GIVEN REQUEST — Your task is to locate every line holding the string "this" and to copy each of them.

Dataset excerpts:
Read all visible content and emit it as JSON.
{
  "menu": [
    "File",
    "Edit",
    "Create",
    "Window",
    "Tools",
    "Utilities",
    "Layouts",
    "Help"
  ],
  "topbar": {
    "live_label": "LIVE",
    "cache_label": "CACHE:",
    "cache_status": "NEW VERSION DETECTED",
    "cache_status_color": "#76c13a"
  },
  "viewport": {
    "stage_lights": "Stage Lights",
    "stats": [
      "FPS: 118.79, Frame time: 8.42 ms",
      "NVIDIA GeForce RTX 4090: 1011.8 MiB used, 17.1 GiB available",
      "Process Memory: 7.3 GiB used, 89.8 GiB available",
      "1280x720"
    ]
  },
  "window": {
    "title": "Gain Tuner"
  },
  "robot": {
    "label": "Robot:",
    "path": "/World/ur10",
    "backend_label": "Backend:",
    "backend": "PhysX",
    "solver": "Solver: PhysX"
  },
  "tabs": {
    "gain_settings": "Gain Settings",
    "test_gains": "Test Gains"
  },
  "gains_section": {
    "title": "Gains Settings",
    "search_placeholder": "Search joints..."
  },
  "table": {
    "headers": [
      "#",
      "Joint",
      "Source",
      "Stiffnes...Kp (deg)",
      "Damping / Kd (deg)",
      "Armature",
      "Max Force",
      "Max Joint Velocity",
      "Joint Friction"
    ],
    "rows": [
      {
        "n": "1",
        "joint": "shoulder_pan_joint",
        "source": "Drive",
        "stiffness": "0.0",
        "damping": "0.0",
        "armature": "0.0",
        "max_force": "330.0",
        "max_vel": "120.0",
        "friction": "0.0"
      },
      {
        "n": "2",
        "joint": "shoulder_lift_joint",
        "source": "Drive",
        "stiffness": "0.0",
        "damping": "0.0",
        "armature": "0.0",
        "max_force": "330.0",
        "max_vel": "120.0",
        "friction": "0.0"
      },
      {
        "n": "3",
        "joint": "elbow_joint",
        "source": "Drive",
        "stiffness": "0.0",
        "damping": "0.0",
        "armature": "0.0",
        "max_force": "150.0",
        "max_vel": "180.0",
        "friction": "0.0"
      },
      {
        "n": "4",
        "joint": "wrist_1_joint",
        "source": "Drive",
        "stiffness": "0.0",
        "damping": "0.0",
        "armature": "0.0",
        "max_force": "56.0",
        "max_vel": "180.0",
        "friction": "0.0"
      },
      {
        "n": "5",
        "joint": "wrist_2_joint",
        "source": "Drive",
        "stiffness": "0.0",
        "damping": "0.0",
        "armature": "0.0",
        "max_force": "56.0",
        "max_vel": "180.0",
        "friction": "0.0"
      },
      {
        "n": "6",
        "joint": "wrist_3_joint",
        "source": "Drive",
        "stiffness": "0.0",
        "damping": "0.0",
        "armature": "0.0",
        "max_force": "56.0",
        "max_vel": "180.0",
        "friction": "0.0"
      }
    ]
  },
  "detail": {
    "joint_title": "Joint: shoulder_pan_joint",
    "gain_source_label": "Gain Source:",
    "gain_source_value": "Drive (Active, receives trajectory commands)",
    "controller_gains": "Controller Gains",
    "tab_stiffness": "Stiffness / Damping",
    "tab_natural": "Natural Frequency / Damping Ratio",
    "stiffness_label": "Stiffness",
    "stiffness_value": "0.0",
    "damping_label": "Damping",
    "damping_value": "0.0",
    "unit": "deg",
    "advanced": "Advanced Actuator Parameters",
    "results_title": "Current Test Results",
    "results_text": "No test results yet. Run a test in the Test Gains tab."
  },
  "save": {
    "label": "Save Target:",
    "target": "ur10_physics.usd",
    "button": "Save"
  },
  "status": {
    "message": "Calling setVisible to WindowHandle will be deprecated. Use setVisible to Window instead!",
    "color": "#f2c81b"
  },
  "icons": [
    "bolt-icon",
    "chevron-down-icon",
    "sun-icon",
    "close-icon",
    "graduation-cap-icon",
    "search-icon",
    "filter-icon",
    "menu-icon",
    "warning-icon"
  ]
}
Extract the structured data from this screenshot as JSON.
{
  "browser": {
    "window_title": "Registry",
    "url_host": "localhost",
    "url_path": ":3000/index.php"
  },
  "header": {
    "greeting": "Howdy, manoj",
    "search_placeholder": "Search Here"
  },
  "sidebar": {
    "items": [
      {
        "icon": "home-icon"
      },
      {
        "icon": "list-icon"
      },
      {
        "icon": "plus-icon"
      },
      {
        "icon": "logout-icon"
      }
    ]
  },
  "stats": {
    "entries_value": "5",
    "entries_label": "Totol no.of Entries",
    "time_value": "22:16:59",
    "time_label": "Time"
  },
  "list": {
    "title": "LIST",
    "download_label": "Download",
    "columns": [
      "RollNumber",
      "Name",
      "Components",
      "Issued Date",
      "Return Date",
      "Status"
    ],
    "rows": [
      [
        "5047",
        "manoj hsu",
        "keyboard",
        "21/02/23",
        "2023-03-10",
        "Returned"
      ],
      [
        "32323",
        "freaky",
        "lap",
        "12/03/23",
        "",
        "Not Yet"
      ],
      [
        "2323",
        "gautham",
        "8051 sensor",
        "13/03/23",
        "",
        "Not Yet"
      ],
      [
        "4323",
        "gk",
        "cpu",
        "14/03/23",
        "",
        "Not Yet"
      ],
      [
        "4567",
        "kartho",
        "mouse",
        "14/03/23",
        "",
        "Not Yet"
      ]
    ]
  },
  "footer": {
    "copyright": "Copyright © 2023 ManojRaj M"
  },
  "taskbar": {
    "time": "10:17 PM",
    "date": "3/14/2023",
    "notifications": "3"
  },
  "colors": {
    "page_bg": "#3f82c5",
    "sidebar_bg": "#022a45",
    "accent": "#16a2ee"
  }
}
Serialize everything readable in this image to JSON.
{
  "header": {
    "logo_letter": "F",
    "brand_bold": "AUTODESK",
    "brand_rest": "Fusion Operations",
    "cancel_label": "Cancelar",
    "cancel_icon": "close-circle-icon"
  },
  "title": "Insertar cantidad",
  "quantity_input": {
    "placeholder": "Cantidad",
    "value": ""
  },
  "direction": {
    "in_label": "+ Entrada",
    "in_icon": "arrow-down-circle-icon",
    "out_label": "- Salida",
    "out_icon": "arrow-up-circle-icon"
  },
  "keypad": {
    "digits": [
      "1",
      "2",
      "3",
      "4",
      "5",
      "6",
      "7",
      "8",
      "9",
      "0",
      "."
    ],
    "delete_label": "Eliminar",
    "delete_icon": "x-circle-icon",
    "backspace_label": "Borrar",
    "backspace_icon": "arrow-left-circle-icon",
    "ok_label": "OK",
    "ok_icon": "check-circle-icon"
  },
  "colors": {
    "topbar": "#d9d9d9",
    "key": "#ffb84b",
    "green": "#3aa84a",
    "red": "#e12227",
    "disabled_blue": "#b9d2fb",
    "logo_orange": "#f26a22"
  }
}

TASK OUTPUT —
Extract the structured data from this screenshot as JSON.
Serialize everything readable in this image to JSON.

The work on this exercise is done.